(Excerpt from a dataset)

________________

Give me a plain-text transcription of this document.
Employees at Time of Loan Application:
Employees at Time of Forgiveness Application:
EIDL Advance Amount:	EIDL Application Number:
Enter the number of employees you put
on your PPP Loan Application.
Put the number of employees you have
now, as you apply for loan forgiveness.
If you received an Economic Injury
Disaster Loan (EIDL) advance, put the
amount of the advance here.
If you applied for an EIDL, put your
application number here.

________________

* PROBLEM: Isolate the lines that hold the word "your" and copy all of them.

* OUTPUT FOR THIS EXERCISE:
on your PPP Loan Application.
If you applied for an EIDL, put your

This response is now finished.